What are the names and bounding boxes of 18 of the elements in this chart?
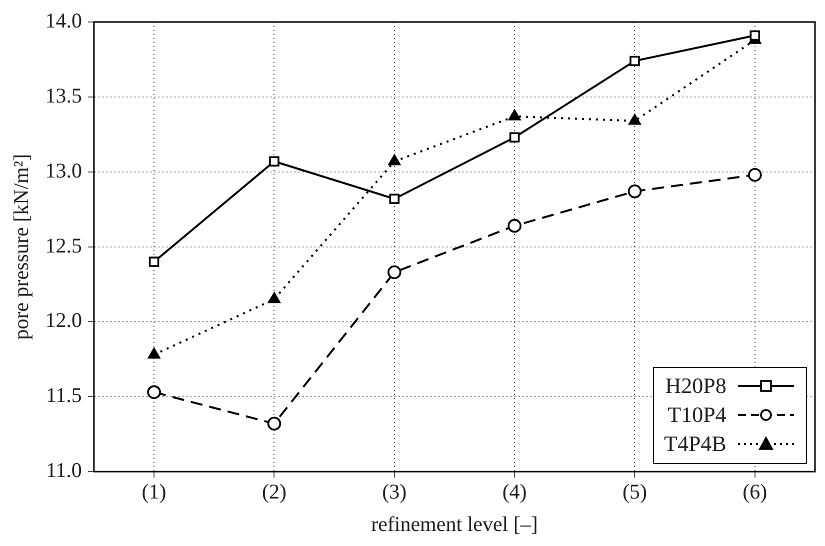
y-tick-label: 12.0 [45,308,82,332]
x-tick-label: (5) [622,480,647,504]
legend-label: H20P8 [665,373,726,400]
x-tick-label: (2) [262,480,286,504]
x-axis-title: refinement level [–] [371,512,538,536]
legend-label: T10P4 [668,402,726,428]
x-tick-label: (1) [142,480,166,504]
y-tick-label: 13.0 [45,158,82,182]
y-axis-title: pore pressure [kN/m²] [9,154,34,340]
x-tick-label: (4) [502,480,527,504]
legend-label: T4P4B [664,431,726,458]
y-tick-label: 11.5 [46,383,82,408]
y-tick-label: 12.5 [45,233,82,258]
y-tick-label: 13.5 [45,83,82,108]
y-tick-label: 11.0 [46,458,82,482]
x-tick-label: (3) [382,480,407,504]
x-tick-label: (6) [742,480,768,504]
y-tick-label: 14.0 [45,8,82,33]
————
▶ _STATED PROBLEM_
Find every line in the rows above that contains the word "legend", and copy each one. Case counts.

▶ _SOLVED EXERCISE_
legend-label: H20P8 [665,373,726,400]
legend-label: T10P4 [668,402,726,428]
legend-label: T4P4B [664,431,726,458]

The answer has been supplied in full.